:: Problem requirements ::
Locate the word "Tenants" in the data below, then copy every line that holds it.

::::

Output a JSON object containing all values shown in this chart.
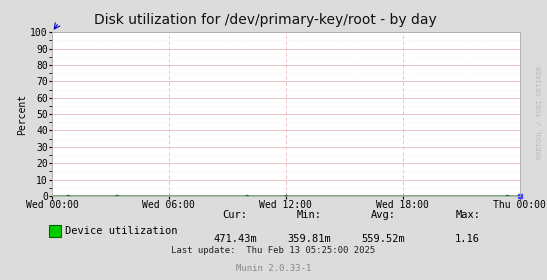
{
  "title": "Disk utilization for /dev/primary-key/root - by day",
  "ylabel": "Percent",
  "background_color": "#dcdcdc",
  "plot_background_color": "#ffffff",
  "grid_color_major": "#e8b8b8",
  "grid_color_minor": "#f5e0e0",
  "ylim": [
    0,
    100
  ],
  "yticks": [
    0,
    10,
    20,
    30,
    40,
    50,
    60,
    70,
    80,
    90,
    100
  ],
  "xtick_labels": [
    "Wed 00:00",
    "Wed 06:00",
    "Wed 12:00",
    "Wed 18:00",
    "Thu 00:00"
  ],
  "line_color_fill": "#00cc00",
  "line_color_border": "#006600",
  "legend_label": "Device utilization",
  "cur_label": "Cur:",
  "cur_value": "471.43m",
  "min_label": "Min:",
  "min_value": "359.81m",
  "avg_label": "Avg:",
  "avg_value": "559.52m",
  "max_label": "Max:",
  "max_value": "1.16",
  "last_update": "Last update:  Thu Feb 13 05:25:00 2025",
  "munin_label": "Munin 2.0.33-1",
  "rrdtool_label": "RRDTOOL / TOBI OETIKER",
  "title_fontsize": 10,
  "axis_fontsize": 7,
  "legend_fontsize": 7.5,
  "small_fontsize": 6.5,
  "rrdtool_fontsize": 5
}
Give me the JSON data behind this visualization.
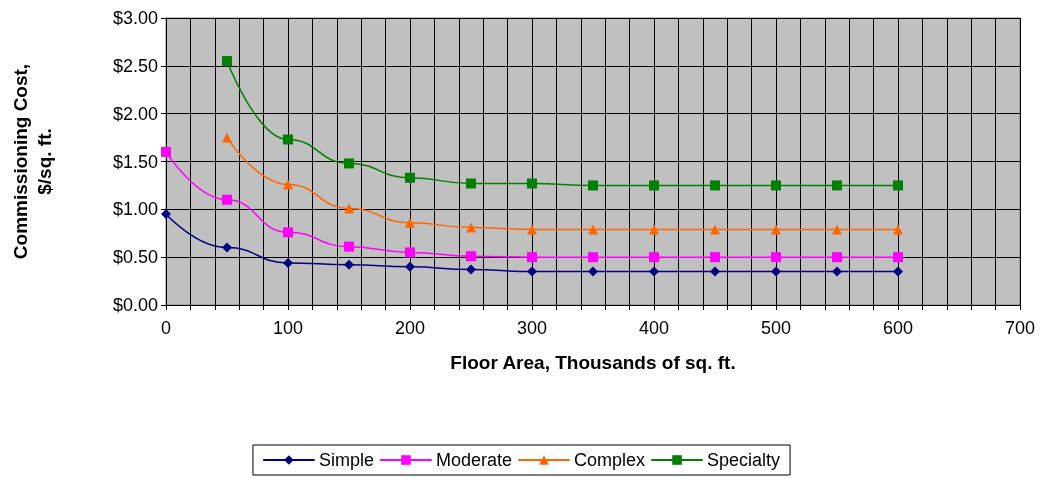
{
  "chart_data": {
    "type": "line",
    "xlabel": "Floor Area, Thousands of sq. ft.",
    "ylabel": "Commissioning Cost, $/sq. ft.",
    "series": [
      {
        "name": "Simple",
        "color": "#000080",
        "marker": "diamond",
        "x": [
          0,
          50,
          100,
          150,
          200,
          250,
          300,
          350,
          400,
          450,
          500,
          550,
          600
        ],
        "values": [
          0.95,
          0.6,
          0.44,
          0.42,
          0.4,
          0.37,
          0.35,
          0.35,
          0.35,
          0.35,
          0.35,
          0.35,
          0.35
        ]
      },
      {
        "name": "Moderate",
        "color": "#ff00ff",
        "marker": "square",
        "x": [
          0,
          50,
          100,
          150,
          200,
          250,
          300,
          350,
          400,
          450,
          500,
          550,
          600
        ],
        "values": [
          1.6,
          1.1,
          0.76,
          0.61,
          0.55,
          0.51,
          0.5,
          0.5,
          0.5,
          0.5,
          0.5,
          0.5,
          0.5
        ]
      },
      {
        "name": "Complex",
        "color": "#ff6600",
        "marker": "triangle",
        "x": [
          50,
          100,
          150,
          200,
          250,
          300,
          350,
          400,
          450,
          500,
          550,
          600
        ],
        "values": [
          1.75,
          1.26,
          1.01,
          0.86,
          0.81,
          0.79,
          0.79,
          0.79,
          0.79,
          0.79,
          0.79,
          0.79
        ]
      },
      {
        "name": "Specialty",
        "color": "#008000",
        "marker": "square",
        "x": [
          50,
          100,
          150,
          200,
          250,
          300,
          350,
          400,
          450,
          500,
          550,
          600
        ],
        "values": [
          2.55,
          1.73,
          1.48,
          1.33,
          1.27,
          1.27,
          1.25,
          1.25,
          1.25,
          1.25,
          1.25,
          1.25
        ]
      }
    ],
    "xlim": [
      0,
      700
    ],
    "xticks": [
      0,
      {
        "value": 20,
        "label": null
      },
      {
        "value": 40,
        "label": null
      },
      {
        "value": 60,
        "label": null
      },
      {
        "value": 80,
        "label": null
      },
      100,
      {
        "value": 120,
        "label": null
      },
      {
        "value": 140,
        "label": null
      },
      {
        "value": 160,
        "label": null
      },
      {
        "value": 180,
        "label": null
      },
      200,
      {
        "value": 220,
        "label": null
      },
      {
        "value": 240,
        "label": null
      },
      {
        "value": 260,
        "label": null
      },
      {
        "value": 280,
        "label": null
      },
      300,
      {
        "value": 320,
        "label": null
      },
      {
        "value": 340,
        "label": null
      },
      {
        "value": 360,
        "label": null
      },
      {
        "value": 380,
        "label": null
      },
      400,
      {
        "value": 420,
        "label": null
      },
      {
        "value": 440,
        "label": null
      },
      {
        "value": 460,
        "label": null
      },
      {
        "value": 480,
        "label": null
      },
      500,
      {
        "value": 520,
        "label": null
      },
      {
        "value": 540,
        "label": null
      },
      {
        "value": 560,
        "label": null
      },
      {
        "value": 580,
        "label": null
      },
      600,
      {
        "value": 620,
        "label": null
      },
      {
        "value": 640,
        "label": null
      },
      {
        "value": 660,
        "label": null
      },
      {
        "value": 680,
        "label": null
      },
      700
    ],
    "ylim": [
      0,
      3
    ],
    "yticks": [
      {
        "value": 0,
        "label": "$0.00"
      },
      {
        "value": 0.5,
        "label": "$0.50"
      },
      {
        "value": 1,
        "label": "$1.00"
      },
      {
        "value": 1.5,
        "label": "$1.50"
      },
      {
        "value": 2,
        "label": "$2.00"
      },
      {
        "value": 2.5,
        "label": "$2.50"
      },
      {
        "value": 3,
        "label": "$3.00"
      }
    ],
    "grid": true,
    "legend": "bottom",
    "line_style": "solid"
  }
}
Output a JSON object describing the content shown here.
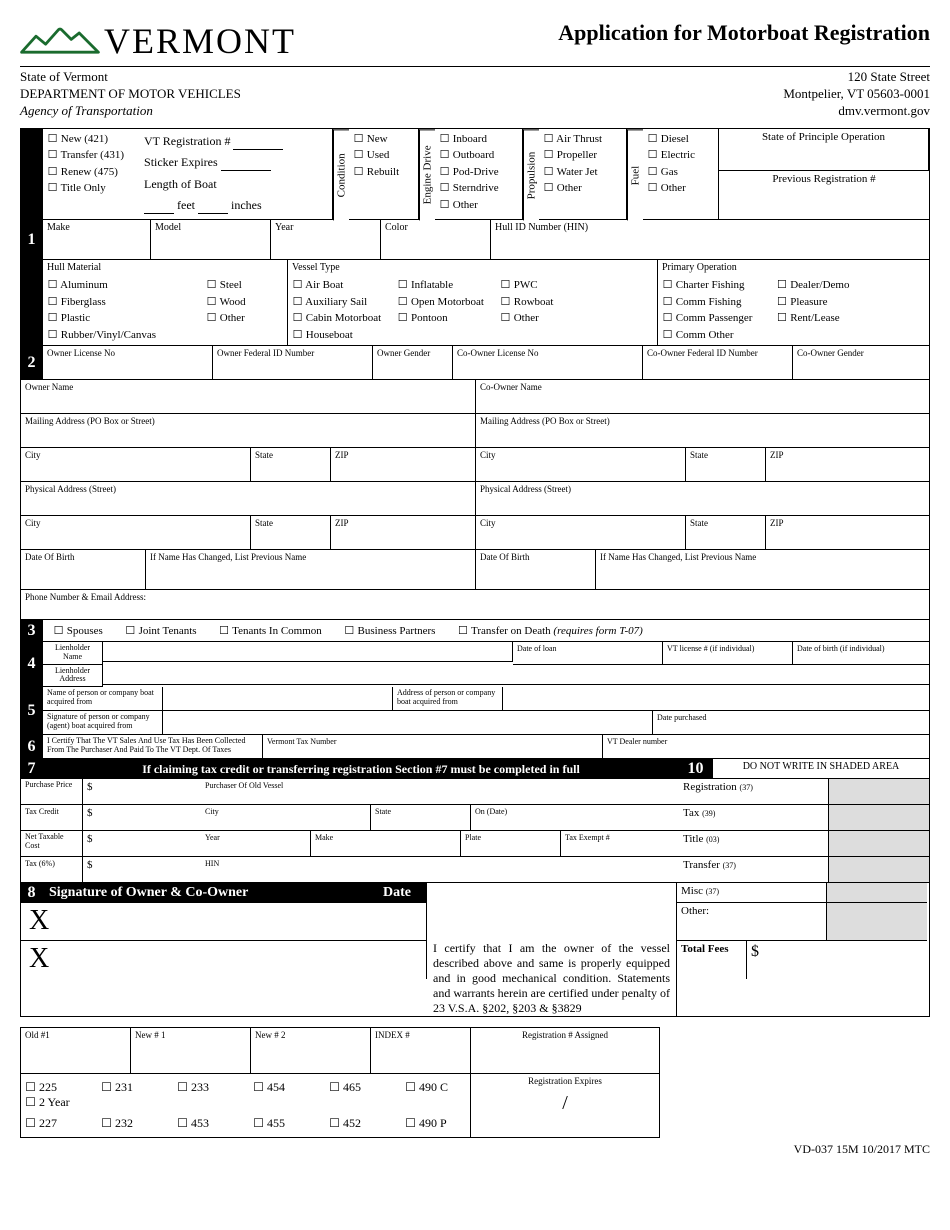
{
  "logo_text": "VERMONT",
  "title": "Application for Motorboat Registration",
  "state_line": "State of Vermont",
  "dept": "DEPARTMENT OF MOTOR VEHICLES",
  "agency": "Agency of Transportation",
  "addr1": "120 State Street",
  "addr2": "Montpelier, VT 05603-0001",
  "addr3": "dmv.vermont.gov",
  "reg_types": {
    "new": "New (421)",
    "transfer": "Transfer (431)",
    "renew": "Renew (475)",
    "title": "Title Only"
  },
  "reg_num_label": "VT Registration #",
  "sticker_label": "Sticker Expires",
  "length_label": "Length of Boat",
  "feet": "feet",
  "inches": "inches",
  "condition": {
    "label": "Condition",
    "new": "New",
    "used": "Used",
    "rebuilt": "Rebuilt"
  },
  "engine": {
    "label": "Engine Drive",
    "inboard": "Inboard",
    "outboard": "Outboard",
    "pod": "Pod-Drive",
    "stern": "Sterndrive",
    "other": "Other"
  },
  "propulsion": {
    "label": "Propulsion",
    "air": "Air Thrust",
    "prop": "Propeller",
    "water": "Water Jet",
    "other": "Other"
  },
  "fuel": {
    "label": "Fuel",
    "diesel": "Diesel",
    "electric": "Electric",
    "gas": "Gas",
    "other": "Other"
  },
  "principle": {
    "label": "State of Principle Operation",
    "prev": "Previous Registration #"
  },
  "s1": {
    "make": "Make",
    "model": "Model",
    "year": "Year",
    "color": "Color",
    "hin": "Hull ID Number (HIN)"
  },
  "hull": {
    "label": "Hull Material",
    "al": "Aluminum",
    "fg": "Fiberglass",
    "pl": "Plastic",
    "rv": "Rubber/Vinyl/Canvas",
    "st": "Steel",
    "wd": "Wood",
    "ot": "Other"
  },
  "vessel": {
    "label": "Vessel Type",
    "air": "Air Boat",
    "aux": "Auxiliary Sail",
    "cabin": "Cabin Motorboat",
    "house": "Houseboat",
    "inf": "Inflatable",
    "open": "Open Motorboat",
    "pon": "Pontoon",
    "pwc": "PWC",
    "row": "Rowboat",
    "oth": "Other"
  },
  "primop": {
    "label": "Primary Operation",
    "cf": "Charter Fishing",
    "cmf": "Comm Fishing",
    "cp": "Comm Passenger",
    "co": "Comm Other",
    "dd": "Dealer/Demo",
    "pl": "Pleasure",
    "rl": "Rent/Lease"
  },
  "s2": {
    "olic": "Owner License No",
    "ofed": "Owner Federal ID Number",
    "ogen": "Owner Gender",
    "colic": "Co-Owner License No",
    "cofed": "Co-Owner Federal ID Number",
    "cogen": "Co-Owner Gender",
    "oname": "Owner Name",
    "coname": "Co-Owner Name",
    "mail": "Mailing Address (PO Box or Street)",
    "comail": "Mailing Address (PO Box or Street)",
    "city": "City",
    "state": "State",
    "zip": "ZIP",
    "phys": "Physical Address (Street)",
    "cophys": "Physical Address (Street)",
    "dob": "Date Of Birth",
    "prev": "If Name Has Changed, List Previous Name",
    "phone": "Phone Number & Email Address:"
  },
  "s3": {
    "sp": "Spouses",
    "jt": "Joint Tenants",
    "tc": "Tenants In Common",
    "bp": "Business Partners",
    "tod": "Transfer on Death",
    "tod_note": "(requires form T-07)"
  },
  "s4": {
    "lname": "Lienholder Name",
    "laddr": "Lienholder Address",
    "dloan": "Date of loan",
    "vtlic": "VT license # (if individual)",
    "ldob": "Date of birth (if individual)"
  },
  "s5": {
    "name": "Name of person or company boat acquired from",
    "addr": "Address of person or company boat acquired from",
    "sig": "Signature of person or company (agent) boat acquired from",
    "date": "Date purchased"
  },
  "s6": {
    "cert": "I Certify That The VT Sales And Use Tax Has Been Collected From The Purchaser And Paid To The VT Dept. Of Taxes",
    "vtn": "Vermont Tax Number",
    "dealer": "VT Dealer number"
  },
  "s7": {
    "hdr": "If claiming tax credit or transferring registration Section #7 must be completed in full",
    "pp": "Purchase Price",
    "tc": "Tax Credit",
    "nt": "Net Taxable Cost",
    "tax": "Tax (6%)",
    "pov": "Purchaser Of Old Vessel",
    "city": "City",
    "state": "State",
    "on": "On (Date)",
    "year": "Year",
    "make": "Make",
    "plate": "Plate",
    "exempt": "Tax Exempt #",
    "hin": "HIN",
    "dollar": "$"
  },
  "s8": {
    "hdr": "Signature of Owner & Co-Owner",
    "date": "Date",
    "cert": "I certify that I am the owner of the vessel described above and same is properly equipped and in good mechanical condition. Statements and warrants herein are certified under penalty of 23 V.S.A. §202, §203 & §3829"
  },
  "s10": {
    "hdr": "DO NOT WRITE IN SHADED AREA",
    "reg": "Registration",
    "reg_n": "(37)",
    "tax": "Tax",
    "tax_n": "(39)",
    "title": "Title",
    "title_n": "(03)",
    "trans": "Transfer",
    "trans_n": "(37)",
    "misc": "Misc",
    "misc_n": "(37)",
    "other": "Other:",
    "total": "Total Fees",
    "dollar": "$"
  },
  "office": {
    "old1": "Old #1",
    "new1": "New # 1",
    "new2": "New # 2",
    "index": "INDEX #",
    "rega": "Registration # Assigned",
    "rege": "Registration Expires",
    "slash": "/",
    "codes": [
      "225",
      "231",
      "233",
      "454",
      "465",
      "490 C",
      "2 Year",
      "227",
      "232",
      "453",
      "455",
      "452",
      "490 P"
    ]
  },
  "form_code": "VD-037 15M 10/2017 MTC"
}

::::

:: Result of the task ::
    "jt": "Joint Tenants",
    "tc": "Tenants In Common",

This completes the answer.